----- DATA SHOWN -----

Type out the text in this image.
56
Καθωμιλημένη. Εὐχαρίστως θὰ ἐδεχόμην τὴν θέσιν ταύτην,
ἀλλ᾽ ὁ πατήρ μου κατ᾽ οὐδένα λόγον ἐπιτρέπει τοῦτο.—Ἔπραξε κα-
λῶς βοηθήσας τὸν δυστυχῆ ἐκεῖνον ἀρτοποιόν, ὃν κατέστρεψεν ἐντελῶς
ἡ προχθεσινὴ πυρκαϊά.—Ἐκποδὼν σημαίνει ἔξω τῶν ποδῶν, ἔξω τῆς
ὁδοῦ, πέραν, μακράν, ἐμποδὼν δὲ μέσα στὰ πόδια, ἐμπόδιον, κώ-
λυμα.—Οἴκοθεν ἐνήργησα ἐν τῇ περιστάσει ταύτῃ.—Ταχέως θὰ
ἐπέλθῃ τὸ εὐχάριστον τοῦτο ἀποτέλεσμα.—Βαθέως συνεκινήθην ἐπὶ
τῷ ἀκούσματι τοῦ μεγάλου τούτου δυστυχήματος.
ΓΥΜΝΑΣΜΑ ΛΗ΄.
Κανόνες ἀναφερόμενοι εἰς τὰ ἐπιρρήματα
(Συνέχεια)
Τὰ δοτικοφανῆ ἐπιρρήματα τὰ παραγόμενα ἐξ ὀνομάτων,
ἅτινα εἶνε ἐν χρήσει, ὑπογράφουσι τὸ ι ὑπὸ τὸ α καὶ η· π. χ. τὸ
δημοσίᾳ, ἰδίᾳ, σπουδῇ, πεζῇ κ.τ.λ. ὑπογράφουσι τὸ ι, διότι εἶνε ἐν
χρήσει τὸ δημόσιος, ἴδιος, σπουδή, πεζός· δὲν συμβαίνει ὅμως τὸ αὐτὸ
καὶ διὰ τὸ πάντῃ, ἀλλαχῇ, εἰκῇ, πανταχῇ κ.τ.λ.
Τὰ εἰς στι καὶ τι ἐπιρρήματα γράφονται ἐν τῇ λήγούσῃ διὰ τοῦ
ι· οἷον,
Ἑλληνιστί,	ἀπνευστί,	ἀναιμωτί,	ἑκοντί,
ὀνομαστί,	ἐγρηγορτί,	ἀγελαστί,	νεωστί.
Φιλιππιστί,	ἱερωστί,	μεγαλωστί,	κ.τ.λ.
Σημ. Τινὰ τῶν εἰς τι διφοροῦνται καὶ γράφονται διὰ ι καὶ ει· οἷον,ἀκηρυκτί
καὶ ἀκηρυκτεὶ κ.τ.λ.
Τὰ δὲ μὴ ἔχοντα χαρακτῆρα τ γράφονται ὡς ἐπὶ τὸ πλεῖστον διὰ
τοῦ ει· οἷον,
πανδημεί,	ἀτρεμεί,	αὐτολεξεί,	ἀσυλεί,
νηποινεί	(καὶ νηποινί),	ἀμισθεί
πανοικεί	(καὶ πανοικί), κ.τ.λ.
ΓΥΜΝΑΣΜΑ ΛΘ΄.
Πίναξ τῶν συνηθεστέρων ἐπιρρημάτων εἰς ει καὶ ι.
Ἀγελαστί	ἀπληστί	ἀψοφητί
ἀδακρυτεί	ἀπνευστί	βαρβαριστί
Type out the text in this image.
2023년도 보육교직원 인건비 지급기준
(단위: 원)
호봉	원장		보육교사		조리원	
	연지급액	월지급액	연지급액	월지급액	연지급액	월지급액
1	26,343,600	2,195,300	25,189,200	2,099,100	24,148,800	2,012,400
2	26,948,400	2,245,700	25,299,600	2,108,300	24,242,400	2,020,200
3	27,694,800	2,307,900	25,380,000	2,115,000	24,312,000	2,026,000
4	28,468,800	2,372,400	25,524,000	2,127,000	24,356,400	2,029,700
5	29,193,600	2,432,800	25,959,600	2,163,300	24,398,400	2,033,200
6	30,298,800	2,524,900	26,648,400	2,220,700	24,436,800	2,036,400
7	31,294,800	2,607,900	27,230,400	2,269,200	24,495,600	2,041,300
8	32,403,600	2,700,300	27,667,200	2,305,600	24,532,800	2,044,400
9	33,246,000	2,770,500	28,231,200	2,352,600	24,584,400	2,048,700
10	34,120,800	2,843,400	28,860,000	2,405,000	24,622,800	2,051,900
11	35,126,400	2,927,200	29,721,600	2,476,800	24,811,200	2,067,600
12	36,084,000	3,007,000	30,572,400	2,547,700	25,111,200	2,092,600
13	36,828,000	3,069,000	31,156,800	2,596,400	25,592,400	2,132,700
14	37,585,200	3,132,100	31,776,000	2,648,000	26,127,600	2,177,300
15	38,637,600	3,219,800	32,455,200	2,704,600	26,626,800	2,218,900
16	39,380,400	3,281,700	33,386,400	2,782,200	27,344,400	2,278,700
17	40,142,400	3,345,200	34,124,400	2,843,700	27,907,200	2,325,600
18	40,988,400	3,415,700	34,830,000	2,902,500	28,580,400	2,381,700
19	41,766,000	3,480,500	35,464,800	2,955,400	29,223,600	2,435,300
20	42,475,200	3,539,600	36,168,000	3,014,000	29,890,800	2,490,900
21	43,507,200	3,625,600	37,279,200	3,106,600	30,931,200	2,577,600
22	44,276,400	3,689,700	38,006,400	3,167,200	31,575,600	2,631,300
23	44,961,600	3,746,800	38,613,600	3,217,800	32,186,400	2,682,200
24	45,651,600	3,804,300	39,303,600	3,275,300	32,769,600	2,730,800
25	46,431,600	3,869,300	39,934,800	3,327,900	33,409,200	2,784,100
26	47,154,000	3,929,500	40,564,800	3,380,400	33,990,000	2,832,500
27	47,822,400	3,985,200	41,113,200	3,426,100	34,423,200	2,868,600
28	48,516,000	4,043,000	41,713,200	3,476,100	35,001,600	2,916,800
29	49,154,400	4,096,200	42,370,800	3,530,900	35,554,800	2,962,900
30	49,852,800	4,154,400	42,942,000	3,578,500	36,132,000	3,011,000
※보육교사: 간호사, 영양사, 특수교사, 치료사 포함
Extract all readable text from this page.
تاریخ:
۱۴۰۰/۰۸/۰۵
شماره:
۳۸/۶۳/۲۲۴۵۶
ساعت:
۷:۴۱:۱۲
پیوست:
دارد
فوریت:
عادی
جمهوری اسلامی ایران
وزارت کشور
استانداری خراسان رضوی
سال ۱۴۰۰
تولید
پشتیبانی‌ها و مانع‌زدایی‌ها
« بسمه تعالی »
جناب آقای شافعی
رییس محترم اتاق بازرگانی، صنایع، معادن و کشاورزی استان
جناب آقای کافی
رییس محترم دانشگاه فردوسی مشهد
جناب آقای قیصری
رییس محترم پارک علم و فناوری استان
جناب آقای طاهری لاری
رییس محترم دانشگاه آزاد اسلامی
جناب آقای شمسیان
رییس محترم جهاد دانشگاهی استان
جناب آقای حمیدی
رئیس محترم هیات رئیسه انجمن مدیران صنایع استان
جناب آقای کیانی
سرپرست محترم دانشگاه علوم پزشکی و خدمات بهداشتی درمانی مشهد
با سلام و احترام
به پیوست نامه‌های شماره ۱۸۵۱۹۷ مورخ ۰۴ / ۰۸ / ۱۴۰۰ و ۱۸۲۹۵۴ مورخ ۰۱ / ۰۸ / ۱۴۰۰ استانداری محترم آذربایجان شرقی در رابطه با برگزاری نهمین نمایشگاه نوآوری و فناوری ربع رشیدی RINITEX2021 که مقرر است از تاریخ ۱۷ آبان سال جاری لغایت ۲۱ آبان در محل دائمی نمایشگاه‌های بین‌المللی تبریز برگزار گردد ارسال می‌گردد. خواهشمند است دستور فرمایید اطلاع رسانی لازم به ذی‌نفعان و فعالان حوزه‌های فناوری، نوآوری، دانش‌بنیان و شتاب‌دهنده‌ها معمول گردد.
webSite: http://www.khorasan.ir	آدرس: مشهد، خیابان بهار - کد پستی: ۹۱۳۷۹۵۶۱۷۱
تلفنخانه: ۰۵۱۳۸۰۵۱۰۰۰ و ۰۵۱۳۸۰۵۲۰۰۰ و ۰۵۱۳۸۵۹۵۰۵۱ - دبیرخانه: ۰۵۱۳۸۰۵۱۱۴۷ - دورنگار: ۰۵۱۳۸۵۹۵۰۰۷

-----

- **AIM OF THE TASK**: Extract exactly the lines between the line containing "Extract all readable text from this page." and the end of the data, including both.

- **THE SOLUTION**:
Extract all readable text from this page.
تاریخ:
۱۴۰۰/۰۸/۰۵
شماره:
۳۸/۶۳/۲۲۴۵۶
ساعت:
۷:۴۱:۱۲
پیوست:
دارد
فوریت:
عادی
جمهوری اسلامی ایران
وزارت کشور
استانداری خراسان رضوی
سال ۱۴۰۰
تولید
پشتیبانی‌ها و مانع‌زدایی‌ها
« بسمه تعالی »
جناب آقای شافعی
رییس محترم اتاق بازرگانی، صنایع، معادن و کشاورزی استان
جناب آقای کافی
رییس محترم دانشگاه فردوسی مشهد
جناب آقای قیصری
رییس محترم پارک علم و فناوری استان
جناب آقای طاهری لاری
رییس محترم دانشگاه آزاد اسلامی
جناب آقای شمسیان
رییس محترم جهاد دانشگاهی استان
جناب آقای حمیدی
رئیس محترم هیات رئیسه انجمن مدیران صنایع استان
جناب آقای کیانی
سرپرست محترم دانشگاه علوم پزشکی و خدمات بهداشتی درمانی مشهد
با سلام و احترام
به پیوست نامه‌های شماره ۱۸۵۱۹۷ مورخ ۰۴ / ۰۸ / ۱۴۰۰ و ۱۸۲۹۵۴ مورخ ۰۱ / ۰۸ / ۱۴۰۰ استانداری محترم آذربایجان شرقی در رابطه با برگزاری نهمین نمایشگاه نوآوری و فناوری ربع رشیدی RINITEX2021 که مقرر است از تاریخ ۱۷ آبان سال جاری لغایت ۲۱ آبان در محل دائمی نمایشگاه‌های بین‌المللی تبریز برگزار گردد ارسال می‌گردد. خواهشمند است دستور فرمایید اطلاع رسانی لازم به ذی‌نفعان و فعالان حوزه‌های فناوری، نوآوری، دانش‌بنیان و شتاب‌دهنده‌ها معمول گردد.
webSite: http://www.khorasan.ir	آدرس: مشهد، خیابان بهار - کد پستی: ۹۱۳۷۹۵۶۱۷۱
تلفنخانه: ۰۵۱۳۸۰۵۱۰۰۰ و ۰۵۱۳۸۰۵۲۰۰۰ و ۰۵۱۳۸۵۹۵۰۵۱ - دبیرخانه: ۰۵۱۳۸۰۵۱۱۴۷ - دورنگار: ۰۵۱۳۸۵۹۵۰۰۷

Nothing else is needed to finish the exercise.